▶ [Stored records]
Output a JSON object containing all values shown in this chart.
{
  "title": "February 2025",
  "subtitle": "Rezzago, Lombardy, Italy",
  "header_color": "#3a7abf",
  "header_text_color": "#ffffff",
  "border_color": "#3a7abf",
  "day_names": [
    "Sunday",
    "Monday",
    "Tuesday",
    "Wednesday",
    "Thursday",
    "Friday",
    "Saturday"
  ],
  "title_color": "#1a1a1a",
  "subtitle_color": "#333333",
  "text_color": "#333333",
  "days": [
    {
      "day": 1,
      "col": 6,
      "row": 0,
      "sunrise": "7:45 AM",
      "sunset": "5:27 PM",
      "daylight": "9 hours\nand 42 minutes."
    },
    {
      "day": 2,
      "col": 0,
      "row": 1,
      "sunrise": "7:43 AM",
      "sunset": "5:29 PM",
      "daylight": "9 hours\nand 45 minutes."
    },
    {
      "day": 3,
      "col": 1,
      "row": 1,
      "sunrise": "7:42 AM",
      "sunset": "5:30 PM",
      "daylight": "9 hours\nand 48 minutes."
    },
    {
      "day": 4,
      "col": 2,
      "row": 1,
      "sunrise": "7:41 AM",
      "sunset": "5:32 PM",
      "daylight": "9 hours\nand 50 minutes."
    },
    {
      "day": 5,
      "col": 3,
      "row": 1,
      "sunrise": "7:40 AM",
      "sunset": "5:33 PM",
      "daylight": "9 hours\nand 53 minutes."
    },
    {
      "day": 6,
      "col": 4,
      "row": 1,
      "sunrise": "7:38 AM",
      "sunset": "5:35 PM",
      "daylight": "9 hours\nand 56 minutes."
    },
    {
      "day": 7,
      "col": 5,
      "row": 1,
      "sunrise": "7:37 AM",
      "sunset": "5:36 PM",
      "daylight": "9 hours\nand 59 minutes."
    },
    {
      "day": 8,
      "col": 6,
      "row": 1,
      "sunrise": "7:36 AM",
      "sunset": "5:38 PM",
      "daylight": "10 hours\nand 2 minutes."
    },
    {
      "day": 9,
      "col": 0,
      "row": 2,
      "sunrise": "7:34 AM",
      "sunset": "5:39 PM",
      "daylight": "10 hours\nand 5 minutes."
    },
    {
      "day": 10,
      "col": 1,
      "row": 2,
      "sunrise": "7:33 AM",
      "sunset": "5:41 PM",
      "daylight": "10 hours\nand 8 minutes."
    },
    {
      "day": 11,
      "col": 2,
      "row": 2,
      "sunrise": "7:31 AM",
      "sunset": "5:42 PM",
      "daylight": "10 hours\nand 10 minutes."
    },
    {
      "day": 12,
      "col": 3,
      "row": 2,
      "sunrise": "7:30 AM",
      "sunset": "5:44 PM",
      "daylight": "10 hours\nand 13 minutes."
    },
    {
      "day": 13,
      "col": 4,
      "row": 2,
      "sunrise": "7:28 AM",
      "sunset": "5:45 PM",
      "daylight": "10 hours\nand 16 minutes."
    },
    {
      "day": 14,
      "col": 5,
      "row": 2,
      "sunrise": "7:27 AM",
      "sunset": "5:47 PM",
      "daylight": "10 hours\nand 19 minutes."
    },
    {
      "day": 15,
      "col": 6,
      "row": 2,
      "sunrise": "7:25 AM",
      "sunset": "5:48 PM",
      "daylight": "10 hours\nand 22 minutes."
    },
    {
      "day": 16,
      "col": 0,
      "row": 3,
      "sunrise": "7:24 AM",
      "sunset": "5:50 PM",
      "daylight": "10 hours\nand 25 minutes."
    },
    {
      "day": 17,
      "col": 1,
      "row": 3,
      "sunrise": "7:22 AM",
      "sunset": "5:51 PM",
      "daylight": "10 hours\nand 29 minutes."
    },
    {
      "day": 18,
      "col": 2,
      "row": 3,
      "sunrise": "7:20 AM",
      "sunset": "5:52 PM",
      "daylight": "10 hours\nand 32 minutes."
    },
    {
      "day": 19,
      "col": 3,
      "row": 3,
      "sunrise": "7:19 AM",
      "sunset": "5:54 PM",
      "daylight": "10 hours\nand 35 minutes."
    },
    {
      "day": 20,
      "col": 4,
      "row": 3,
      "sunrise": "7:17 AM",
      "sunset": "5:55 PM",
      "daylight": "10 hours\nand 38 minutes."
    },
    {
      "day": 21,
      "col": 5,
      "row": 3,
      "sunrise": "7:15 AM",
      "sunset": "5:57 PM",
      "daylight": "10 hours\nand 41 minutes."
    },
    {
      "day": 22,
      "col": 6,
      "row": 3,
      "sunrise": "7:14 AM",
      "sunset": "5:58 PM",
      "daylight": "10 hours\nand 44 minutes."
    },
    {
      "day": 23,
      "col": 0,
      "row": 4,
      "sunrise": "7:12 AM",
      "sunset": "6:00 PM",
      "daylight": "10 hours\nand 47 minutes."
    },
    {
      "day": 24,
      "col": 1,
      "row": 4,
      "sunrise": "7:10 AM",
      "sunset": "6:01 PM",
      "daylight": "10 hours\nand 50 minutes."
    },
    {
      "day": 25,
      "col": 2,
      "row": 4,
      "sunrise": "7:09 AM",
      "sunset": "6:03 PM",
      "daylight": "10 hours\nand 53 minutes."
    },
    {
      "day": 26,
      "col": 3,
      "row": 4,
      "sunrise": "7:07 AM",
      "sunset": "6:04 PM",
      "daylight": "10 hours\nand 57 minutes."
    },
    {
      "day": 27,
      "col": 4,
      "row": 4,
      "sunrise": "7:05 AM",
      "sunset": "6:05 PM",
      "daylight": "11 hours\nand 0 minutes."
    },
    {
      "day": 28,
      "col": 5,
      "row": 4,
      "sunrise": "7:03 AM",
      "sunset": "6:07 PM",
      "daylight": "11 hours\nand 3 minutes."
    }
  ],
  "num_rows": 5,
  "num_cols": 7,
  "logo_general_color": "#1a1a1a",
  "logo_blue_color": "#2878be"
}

▶ [Do this]
Copy out the whole listing exactly as written.

▶ [In response]
Output a JSON object containing all values shown in this chart.
{
  "title": "February 2025",
  "subtitle": "Rezzago, Lombardy, Italy",
  "header_color": "#3a7abf",
  "header_text_color": "#ffffff",
  "border_color": "#3a7abf",
  "day_names": [
    "Sunday",
    "Monday",
    "Tuesday",
    "Wednesday",
    "Thursday",
    "Friday",
    "Saturday"
  ],
  "title_color": "#1a1a1a",
  "subtitle_color": "#333333",
  "text_color": "#333333",
  "days": [
    {
      "day": 1,
      "col": 6,
      "row": 0,
      "sunrise": "7:45 AM",
      "sunset": "5:27 PM",
      "daylight": "9 hours\nand 42 minutes."
    },
    {
      "day": 2,
      "col": 0,
      "row": 1,
      "sunrise": "7:43 AM",
      "sunset": "5:29 PM",
      "daylight": "9 hours\nand 45 minutes."
    },
    {
      "day": 3,
      "col": 1,
      "row": 1,
      "sunrise": "7:42 AM",
      "sunset": "5:30 PM",
      "daylight": "9 hours\nand 48 minutes."
    },
    {
      "day": 4,
      "col": 2,
      "row": 1,
      "sunrise": "7:41 AM",
      "sunset": "5:32 PM",
      "daylight": "9 hours\nand 50 minutes."
    },
    {
      "day": 5,
      "col": 3,
      "row": 1,
      "sunrise": "7:40 AM",
      "sunset": "5:33 PM",
      "daylight": "9 hours\nand 53 minutes."
    },
    {
      "day": 6,
      "col": 4,
      "row": 1,
      "sunrise": "7:38 AM",
      "sunset": "5:35 PM",
      "daylight": "9 hours\nand 56 minutes."
    },
    {
      "day": 7,
      "col": 5,
      "row": 1,
      "sunrise": "7:37 AM",
      "sunset": "5:36 PM",
      "daylight": "9 hours\nand 59 minutes."
    },
    {
      "day": 8,
      "col": 6,
      "row": 1,
      "sunrise": "7:36 AM",
      "sunset": "5:38 PM",
      "daylight": "10 hours\nand 2 minutes."
    },
    {
      "day": 9,
      "col": 0,
      "row": 2,
      "sunrise": "7:34 AM",
      "sunset": "5:39 PM",
      "daylight": "10 hours\nand 5 minutes."
    },
    {
      "day": 10,
      "col": 1,
      "row": 2,
      "sunrise": "7:33 AM",
      "sunset": "5:41 PM",
      "daylight": "10 hours\nand 8 minutes."
    },
    {
      "day": 11,
      "col": 2,
      "row": 2,
      "sunrise": "7:31 AM",
      "sunset": "5:42 PM",
      "daylight": "10 hours\nand 10 minutes."
    },
    {
      "day": 12,
      "col": 3,
      "row": 2,
      "sunrise": "7:30 AM",
      "sunset": "5:44 PM",
      "daylight": "10 hours\nand 13 minutes."
    },
    {
      "day": 13,
      "col": 4,
      "row": 2,
      "sunrise": "7:28 AM",
      "sunset": "5:45 PM",
      "daylight": "10 hours\nand 16 minutes."
    },
    {
      "day": 14,
      "col": 5,
      "row": 2,
      "sunrise": "7:27 AM",
      "sunset": "5:47 PM",
      "daylight": "10 hours\nand 19 minutes."
    },
    {
      "day": 15,
      "col": 6,
      "row": 2,
      "sunrise": "7:25 AM",
      "sunset": "5:48 PM",
      "daylight": "10 hours\nand 22 minutes."
    },
    {
      "day": 16,
      "col": 0,
      "row": 3,
      "sunrise": "7:24 AM",
      "sunset": "5:50 PM",
      "daylight": "10 hours\nand 25 minutes."
    },
    {
      "day": 17,
      "col": 1,
      "row": 3,
      "sunrise": "7:22 AM",
      "sunset": "5:51 PM",
      "daylight": "10 hours\nand 29 minutes."
    },
    {
      "day": 18,
      "col": 2,
      "row": 3,
      "sunrise": "7:20 AM",
      "sunset": "5:52 PM",
      "daylight": "10 hours\nand 32 minutes."
    },
    {
      "day": 19,
      "col": 3,
      "row": 3,
      "sunrise": "7:19 AM",
      "sunset": "5:54 PM",
      "daylight": "10 hours\nand 35 minutes."
    },
    {
      "day": 20,
      "col": 4,
      "row": 3,
      "sunrise": "7:17 AM",
      "sunset": "5:55 PM",
      "daylight": "10 hours\nand 38 minutes."
    },
    {
      "day": 21,
      "col": 5,
      "row": 3,
      "sunrise": "7:15 AM",
      "sunset": "5:57 PM",
      "daylight": "10 hours\nand 41 minutes."
    },
    {
      "day": 22,
      "col": 6,
      "row": 3,
      "sunrise": "7:14 AM",
      "sunset": "5:58 PM",
      "daylight": "10 hours\nand 44 minutes."
    },
    {
      "day": 23,
      "col": 0,
      "row": 4,
      "sunrise": "7:12 AM",
      "sunset": "6:00 PM",
      "daylight": "10 hours\nand 47 minutes."
    },
    {
      "day": 24,
      "col": 1,
      "row": 4,
      "sunrise": "7:10 AM",
      "sunset": "6:01 PM",
      "daylight": "10 hours\nand 50 minutes."
    },
    {
      "day": 25,
      "col": 2,
      "row": 4,
      "sunrise": "7:09 AM",
      "sunset": "6:03 PM",
      "daylight": "10 hours\nand 53 minutes."
    },
    {
      "day": 26,
      "col": 3,
      "row": 4,
      "sunrise": "7:07 AM",
      "sunset": "6:04 PM",
      "daylight": "10 hours\nand 57 minutes."
    },
    {
      "day": 27,
      "col": 4,
      "row": 4,
      "sunrise": "7:05 AM",
      "sunset": "6:05 PM",
      "daylight": "11 hours\nand 0 minutes."
    },
    {
      "day": 28,
      "col": 5,
      "row": 4,
      "sunrise": "7:03 AM",
      "sunset": "6:07 PM",
      "daylight": "11 hours\nand 3 minutes."
    }
  ],
  "num_rows": 5,
  "num_cols": 7,
  "logo_general_color": "#1a1a1a",
  "logo_blue_color": "#2878be"
}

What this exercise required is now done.